Scan the data beneath this task and copy each line that includes "operation".

__________

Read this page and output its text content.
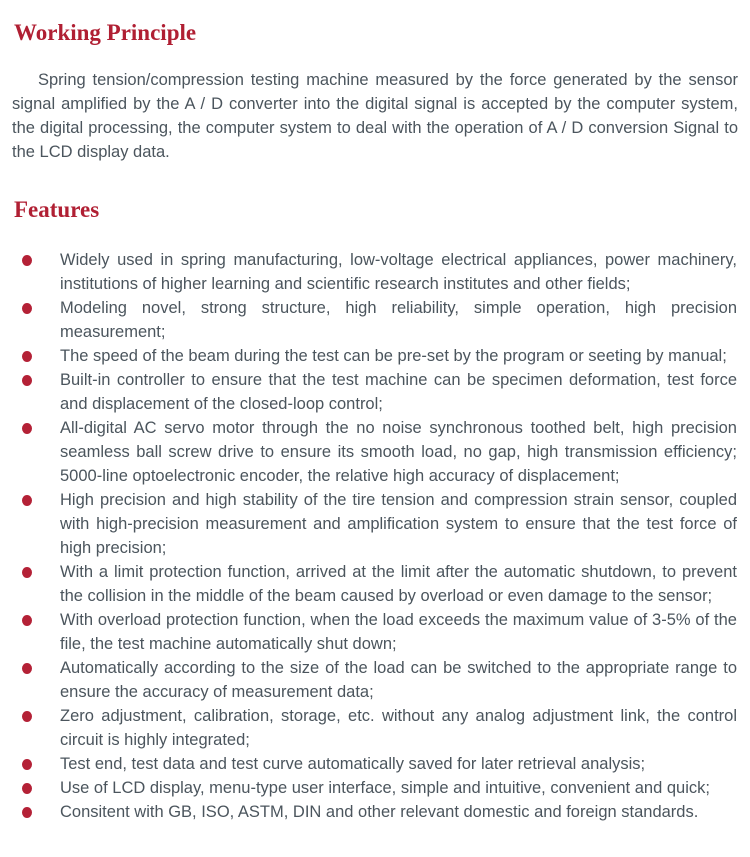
Working Principle

Spring tension/compression testing machine measured by the force generated by the sensor signal amplified by the A / D converter into the digital signal is accepted by the computer system, the digital processing, the computer system to deal with the operation of A / D conversion Signal to the LCD display data.

Features
Widely used in spring manufacturing, low-voltage electrical appliances, power machinery, institutions of higher learning and scientific research institutes and other fields;
Modeling novel, strong structure, high reliability, simple operation, high precision measurement;
The speed of the beam during the test can be pre-set by the program or seeting by manual;
Built-in controller to ensure that the test machine can be specimen deformation, test force and displacement of the closed-loop control;
All-digital AC servo motor through the no noise synchronous toothed belt, high precision seamless ball screw drive to ensure its smooth load, no gap, high transmission efficiency; 5000-line optoelectronic encoder, the relative high accuracy of displacement;
High precision and high stability of the tire tension and compression strain sensor, coupled with high-precision measurement and amplification system to ensure that the test force of high precision;
With a limit protection function, arrived at the limit after the automatic shutdown, to prevent the collision in the middle of the beam caused by overload or even damage to the sensor;
With overload protection function, when the load exceeds the maximum value of 3-5% of the file, the test machine automatically shut down;
Automatically according to the size of the load can be switched to the appropriate range to ensure the accuracy of measurement data;
Zero adjustment, calibration, storage, etc. without any analog adjustment link, the control circuit is highly integrated;
Test end, test data and test curve automatically saved for later retrieval analysis;
Use of LCD display, menu-type user interface, simple and intuitive, convenient and quick;
Consitent with GB, ISO, ASTM, DIN and other relevant domestic and foreign standards.
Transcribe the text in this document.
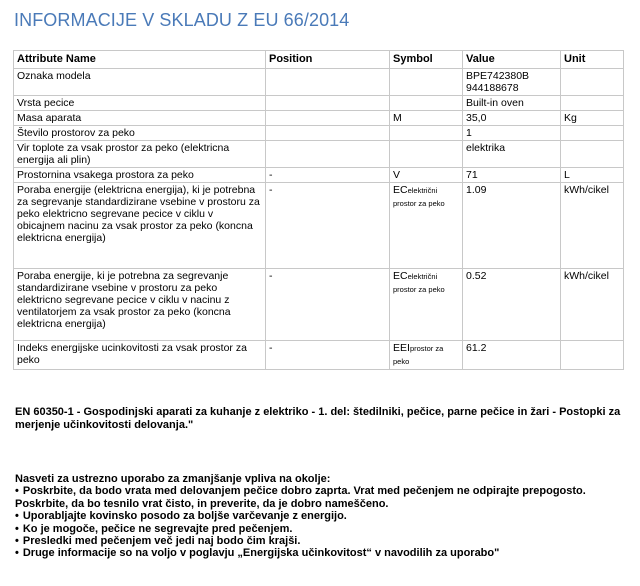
INFORMACIJE V SKLADU Z EU 66/2014
Attribute Name	Position	Symbol	Value	Unit
Oznaka modela			BPE742380B
944188678	
Vrsta pecice			Built-in oven	
Masa aparata		M	35,0	Kg
Število prostorov za peko			1	
Vir toplote za vsak prostor za peko (elektricna energija ali plin)			elektrika	
Prostornina vsakega prostora za peko	-	V	71	L
Poraba energije (elektricna energija), ki je potrebna za segrevanje standardizirane vsebine v prostoru za peko elektricno segrevane pecice v ciklu v obicajnem nacinu za vsak prostor za peko (koncna elektricna energija)	-	ECelektrični prostor za peko	1.09	kWh/cikel
Poraba energije, ki je potrebna za segrevanje standardizirane vsebine v prostoru za peko elektricno segrevane pecice v ciklu v nacinu z ventilatorjem za vsak prostor za peko (koncna elektricna energija)	-	ECelektrični prostor za peko	0.52	kWh/cikel
Indeks energijske ucinkovitosti za vsak prostor za peko	-	EEIprostor za peko	61.2	
EN 60350-1 - Gospodinjski aparati za kuhanje z elektriko - 1. del: štedilniki, pečice, parne pečice in žari - Postopki za merjenje učinkovitosti delovanja."
Nasveti za ustrezno uporabo za zmanjšanje vpliva na okolje:
• Poskrbite, da bodo vrata med delovanjem pečice dobro zaprta. Vrat med pečenjem ne odpirajte prepogosto. Poskrbite, da bo tesnilo vrat čisto, in preverite, da je dobro nameščeno.
• Uporabljajte kovinsko posodo za boljše varčevanje z energijo.
• Ko je mogoče, pečice ne segrevajte pred pečenjem.
• Presledki med pečenjem več jedi naj bodo čim krajši.
• Druge informacije so na voljo v poglavju „Energijska učinkovitost“ v navodilih za uporabo"
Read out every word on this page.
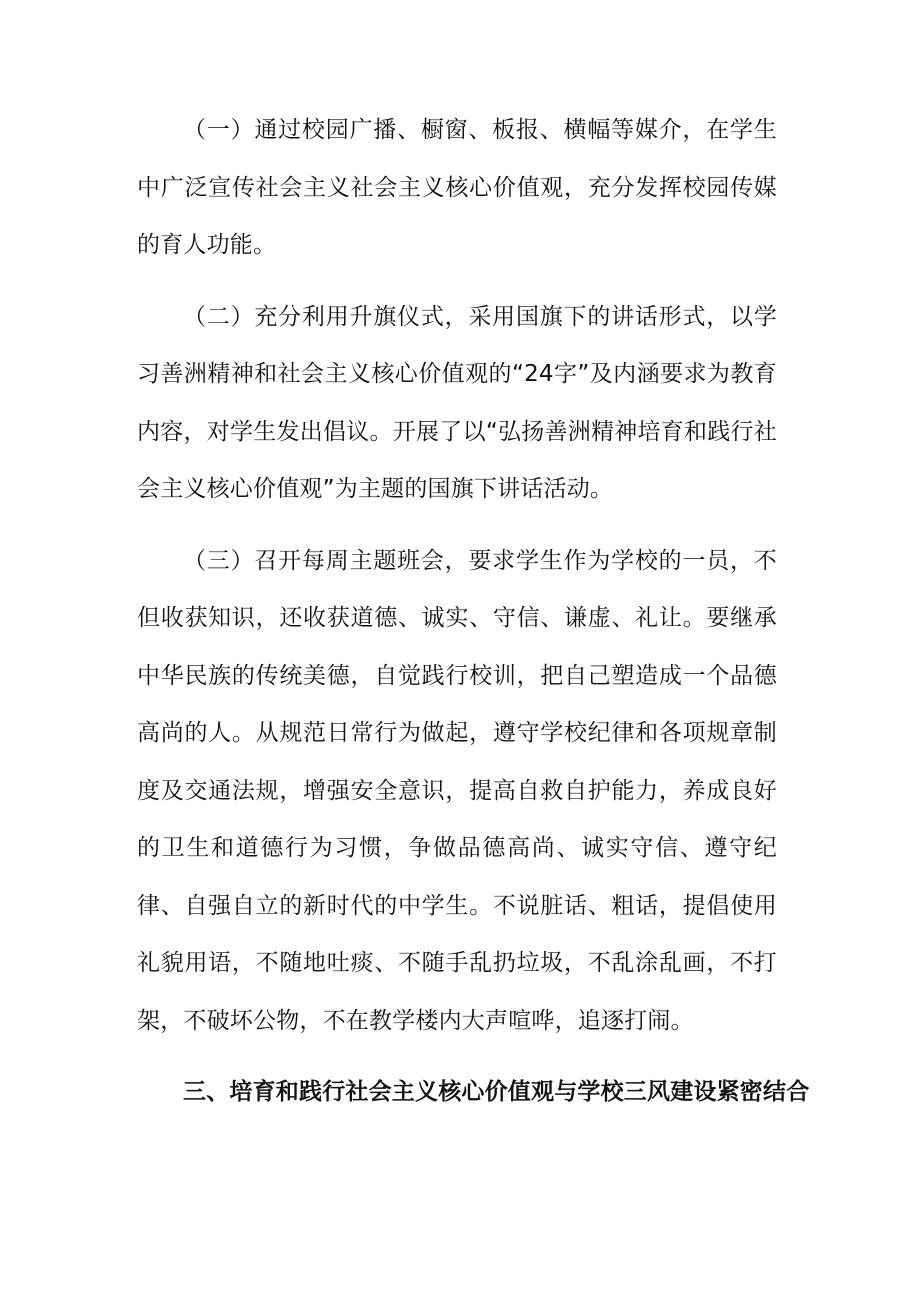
（一）通过校园广播、橱窗、板报、横幅等媒介，在学生中广泛宣传社会主义社会主义核心价值观，充分发挥校园传媒的育人功能。

（二）充分利用升旗仪式，采用国旗下的讲话形式，以学习善洲精神和社会主义核心价值观的“24字”及内涵要求为教育内容，对学生发出倡议。开展了以“弘扬善洲精神培育和践行社会主义核心价值观”为主题的国旗下讲话活动。

（三）召开每周主题班会，要求学生作为学校的一员，不但收获知识，还收获道德、诚实、守信、谦虚、礼让。要继承中华民族的传统美德，自觉践行校训，把自己塑造成一个品德高尚的人。从规范日常行为做起，遵守学校纪律和各项规章制度及交通法规，增强安全意识，提高自救自护能力，养成良好的卫生和道德行为习惯，争做品德高尚、诚实守信、遵守纪律、自强自立的新时代的中学生。不说脏话、粗话，提倡使用礼貌用语，不随地吐痰、不随手乱扔垃圾，不乱涂乱画，不打架，不破坏公物，不在教学楼内大声喧哗，追逐打闹。

三、培育和践行社会主义核心价值观与学校三风建设紧密结合
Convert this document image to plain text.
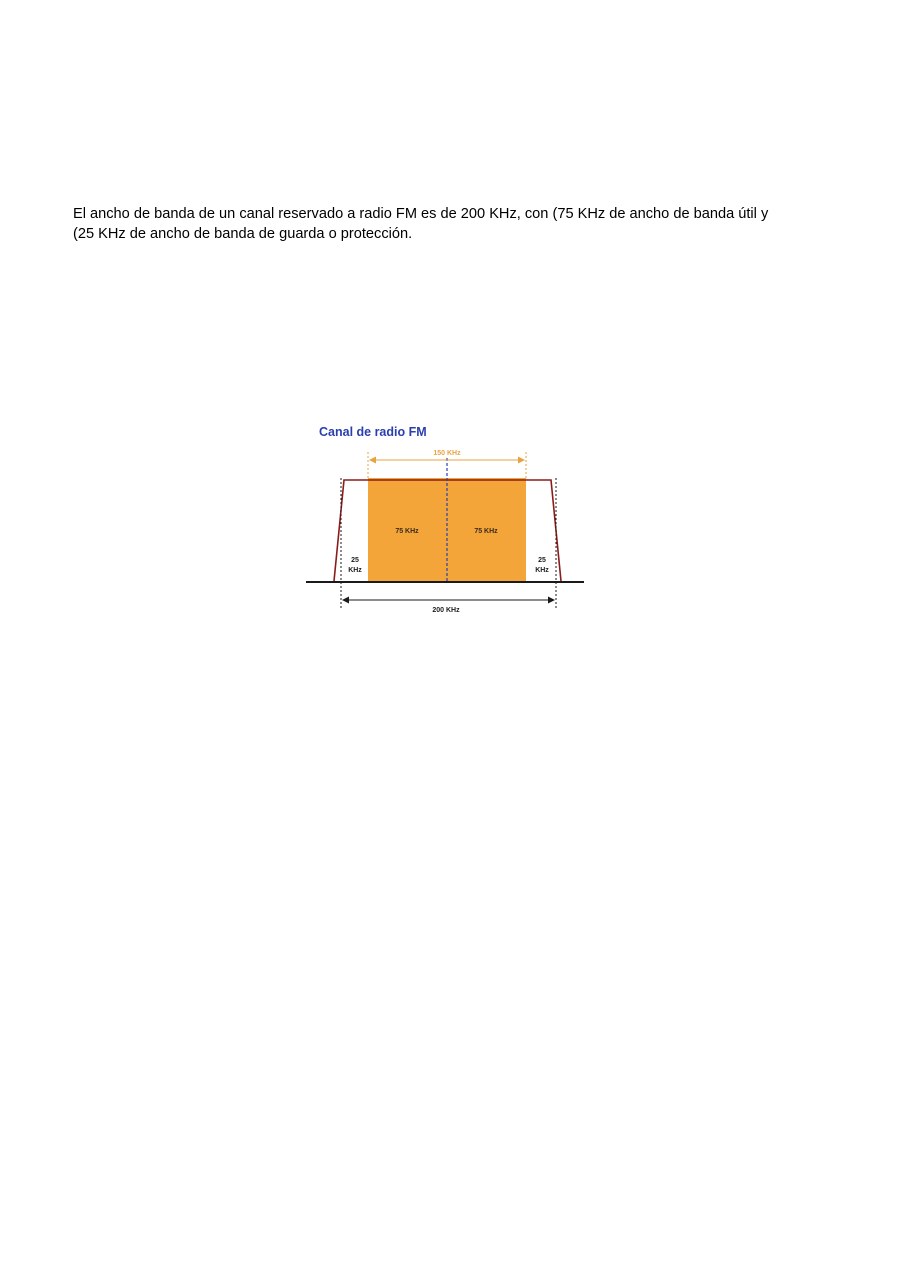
El ancho de banda de un canal reservado a radio FM es de 200 KHz, con (75 KHz de ancho de banda útil y
(25 KHz de ancho de banda de guarda o protección.

Canal de radio FM
150 KHz
75 KHz	75 KHz
25
KHz
25
KHz
200 KHz
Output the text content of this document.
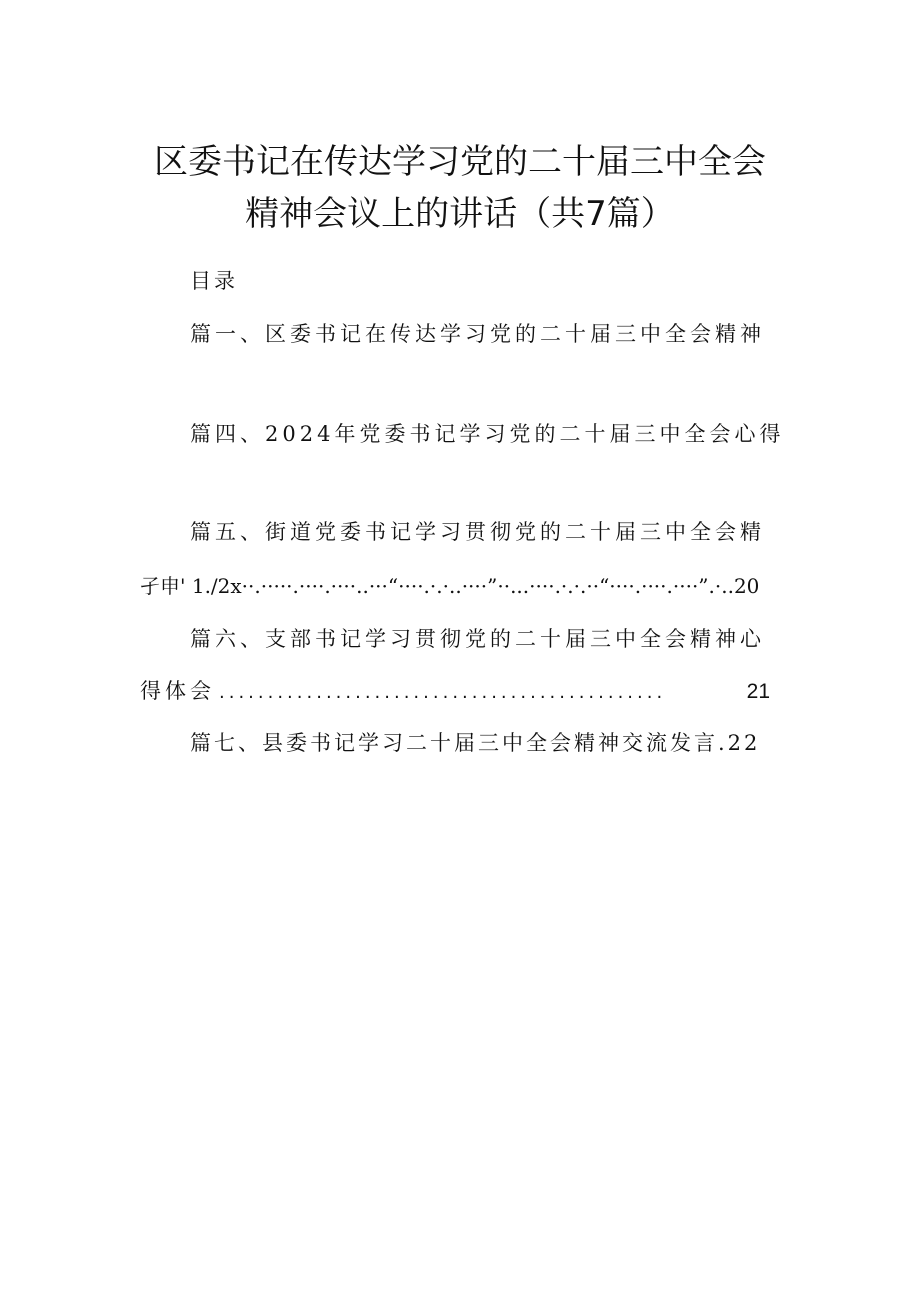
区委书记在传达学习党的二十届三中全会
精神会议上的讲话（共7篇）
目录
篇一、区委书记在传达学习党的二十届三中全会精神
篇四、2024年党委书记学习党的二十届三中全会心得
篇五、街道党委书记学习贯彻党的二十届三中全会精
孑申' 1./2x··.·····.····.····..···“····.·.·..····”··...····.·.·.··“····.····.····”.·..20
篇六、支部书记学习贯彻党的二十届三中全会精神心
得体会 ..............................................	21
篇七、县委书记学习二十届三中全会精神交流发言.22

__________

= The result =
Spring tension/compression testing machine measured by the force generated by the sensor signal amplified by the A / D converter into the digital signal is accepted by the computer system, the digital processing, the computer system to deal with the operation of A / D conversion Signal to the LCD display data.
Modeling novel, strong structure, high reliability, simple operation, high precision measurement;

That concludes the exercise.